━━ Data for this exercise ━━

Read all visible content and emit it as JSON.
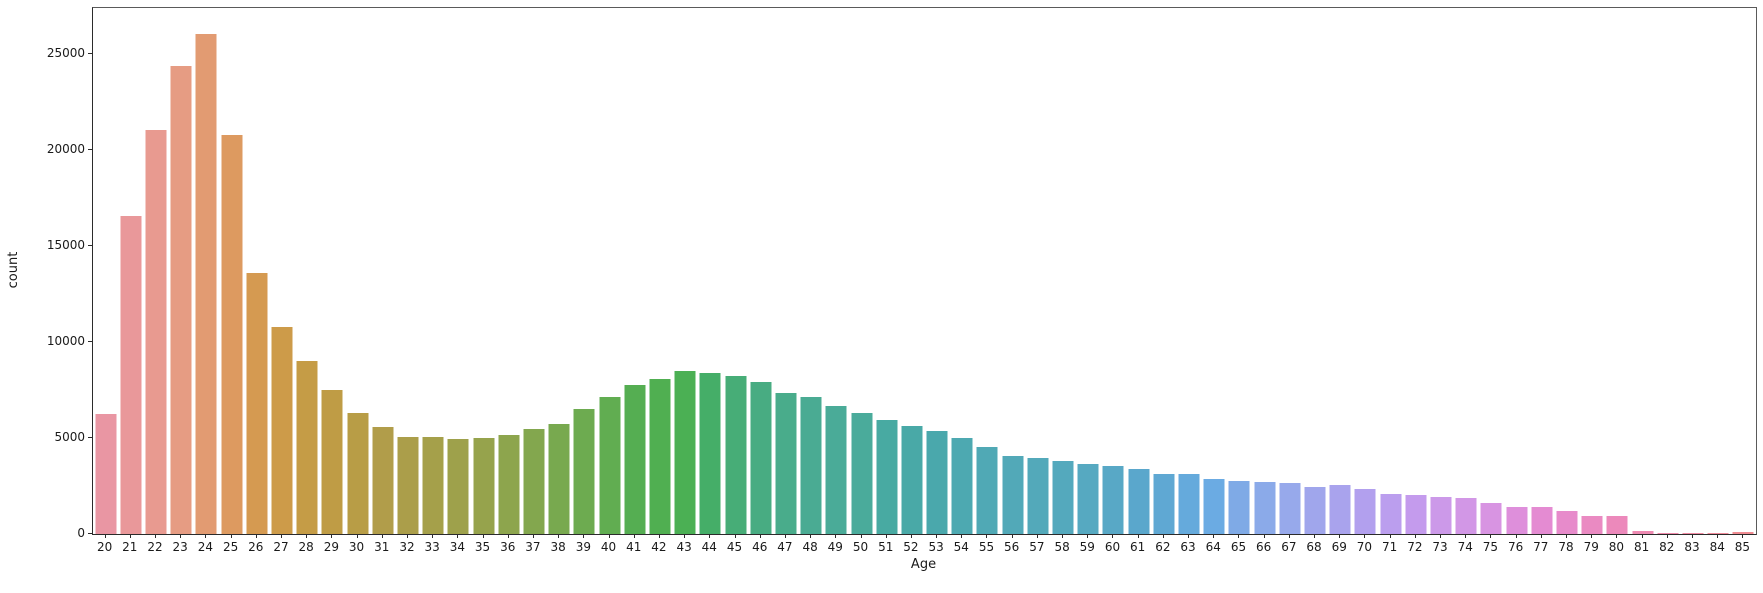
{
  "chart_data": {
    "type": "bar",
    "title": "",
    "xlabel": "Age",
    "ylabel": "count",
    "grid": false,
    "legend": null,
    "ylim": [
      0,
      27400
    ],
    "yticks": [
      0,
      5000,
      10000,
      15000,
      20000,
      25000
    ],
    "categories": [
      20,
      21,
      22,
      23,
      24,
      25,
      26,
      27,
      28,
      29,
      30,
      31,
      32,
      33,
      34,
      35,
      36,
      37,
      38,
      39,
      40,
      41,
      42,
      43,
      44,
      45,
      46,
      47,
      48,
      49,
      50,
      51,
      52,
      53,
      54,
      55,
      56,
      57,
      58,
      59,
      60,
      61,
      62,
      63,
      64,
      65,
      66,
      67,
      68,
      69,
      70,
      71,
      72,
      73,
      74,
      75,
      76,
      77,
      78,
      79,
      80,
      81,
      82,
      83,
      84,
      85
    ],
    "values": [
      6250,
      16550,
      21050,
      24400,
      26050,
      20800,
      13600,
      10800,
      9000,
      7500,
      6300,
      5590,
      5070,
      5070,
      4930,
      4980,
      5160,
      5470,
      5710,
      6530,
      7150,
      7750,
      8050,
      8500,
      8400,
      8210,
      7920,
      7360,
      7130,
      6650,
      6300,
      5940,
      5640,
      5360,
      5020,
      4520,
      4060,
      3960,
      3820,
      3630,
      3540,
      3390,
      3110,
      3110,
      2880,
      2760,
      2720,
      2640,
      2450,
      2540,
      2340,
      2060,
      2030,
      1930,
      1860,
      1615,
      1410,
      1420,
      1200,
      950,
      930,
      150,
      60,
      70,
      70,
      80
    ],
    "bar_colors": [
      "#e996a3",
      "#e9989a",
      "#e89a90",
      "#e69c83",
      "#e29b72",
      "#dd9a60",
      "#d59a51",
      "#cd9b49",
      "#c59c46",
      "#bf9c45",
      "#b89d46",
      "#b19d4a",
      "#ab9e4a",
      "#a5a04a",
      "#9ea14b",
      "#96a34c",
      "#8da54d",
      "#83a74e",
      "#78a94f",
      "#6dab50",
      "#61ad51",
      "#55ae52",
      "#50af51",
      "#4bb054",
      "#45ae68",
      "#47ad77",
      "#48ac82",
      "#49ac8b",
      "#4aab93",
      "#4aab98",
      "#4aab9b",
      "#48aaa2",
      "#49a9a7",
      "#4aa8ac",
      "#4da9b1",
      "#50a9b5",
      "#52a9b8",
      "#53a9ba",
      "#54a9bd",
      "#56a9c1",
      "#58a8c6",
      "#5aa7cc",
      "#5fa8d3",
      "#65aadc",
      "#6babe3",
      "#7faae6",
      "#8baae9",
      "#97a9eb",
      "#a0a6ec",
      "#a9a3ed",
      "#b2a0ee",
      "#bb9eee",
      "#c49bed",
      "#cc99e9",
      "#d297e6",
      "#d894e2",
      "#de8fdb",
      "#e48bd2",
      "#e78bcb",
      "#ea8ac2",
      "#ec89bb",
      "#ee8ab2",
      "#ef8aaa",
      "#f08aa2",
      "#f08b9a",
      "#f08c92"
    ]
  }
}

━━━

## Problem statement:
Your task is to transcribe all of the records precisely, with no images included.

## Task solution:
Read all visible content and emit it as JSON.
{
  "chart_data": {
    "type": "bar",
    "title": "",
    "xlabel": "Age",
    "ylabel": "count",
    "grid": false,
    "legend": null,
    "ylim": [
      0,
      27400
    ],
    "yticks": [
      0,
      5000,
      10000,
      15000,
      20000,
      25000
    ],
    "categories": [
      20,
      21,
      22,
      23,
      24,
      25,
      26,
      27,
      28,
      29,
      30,
      31,
      32,
      33,
      34,
      35,
      36,
      37,
      38,
      39,
      40,
      41,
      42,
      43,
      44,
      45,
      46,
      47,
      48,
      49,
      50,
      51,
      52,
      53,
      54,
      55,
      56,
      57,
      58,
      59,
      60,
      61,
      62,
      63,
      64,
      65,
      66,
      67,
      68,
      69,
      70,
      71,
      72,
      73,
      74,
      75,
      76,
      77,
      78,
      79,
      80,
      81,
      82,
      83,
      84,
      85
    ],
    "values": [
      6250,
      16550,
      21050,
      24400,
      26050,
      20800,
      13600,
      10800,
      9000,
      7500,
      6300,
      5590,
      5070,
      5070,
      4930,
      4980,
      5160,
      5470,
      5710,
      6530,
      7150,
      7750,
      8050,
      8500,
      8400,
      8210,
      7920,
      7360,
      7130,
      6650,
      6300,
      5940,
      5640,
      5360,
      5020,
      4520,
      4060,
      3960,
      3820,
      3630,
      3540,
      3390,
      3110,
      3110,
      2880,
      2760,
      2720,
      2640,
      2450,
      2540,
      2340,
      2060,
      2030,
      1930,
      1860,
      1615,
      1410,
      1420,
      1200,
      950,
      930,
      150,
      60,
      70,
      70,
      80
    ],
    "bar_colors": [
      "#e996a3",
      "#e9989a",
      "#e89a90",
      "#e69c83",
      "#e29b72",
      "#dd9a60",
      "#d59a51",
      "#cd9b49",
      "#c59c46",
      "#bf9c45",
      "#b89d46",
      "#b19d4a",
      "#ab9e4a",
      "#a5a04a",
      "#9ea14b",
      "#96a34c",
      "#8da54d",
      "#83a74e",
      "#78a94f",
      "#6dab50",
      "#61ad51",
      "#55ae52",
      "#50af51",
      "#4bb054",
      "#45ae68",
      "#47ad77",
      "#48ac82",
      "#49ac8b",
      "#4aab93",
      "#4aab98",
      "#4aab9b",
      "#48aaa2",
      "#49a9a7",
      "#4aa8ac",
      "#4da9b1",
      "#50a9b5",
      "#52a9b8",
      "#53a9ba",
      "#54a9bd",
      "#56a9c1",
      "#58a8c6",
      "#5aa7cc",
      "#5fa8d3",
      "#65aadc",
      "#6babe3",
      "#7faae6",
      "#8baae9",
      "#97a9eb",
      "#a0a6ec",
      "#a9a3ed",
      "#b2a0ee",
      "#bb9eee",
      "#c49bed",
      "#cc99e9",
      "#d297e6",
      "#d894e2",
      "#de8fdb",
      "#e48bd2",
      "#e78bcb",
      "#ea8ac2",
      "#ec89bb",
      "#ee8ab2",
      "#ef8aaa",
      "#f08aa2",
      "#f08b9a",
      "#f08c92"
    ]
  }
}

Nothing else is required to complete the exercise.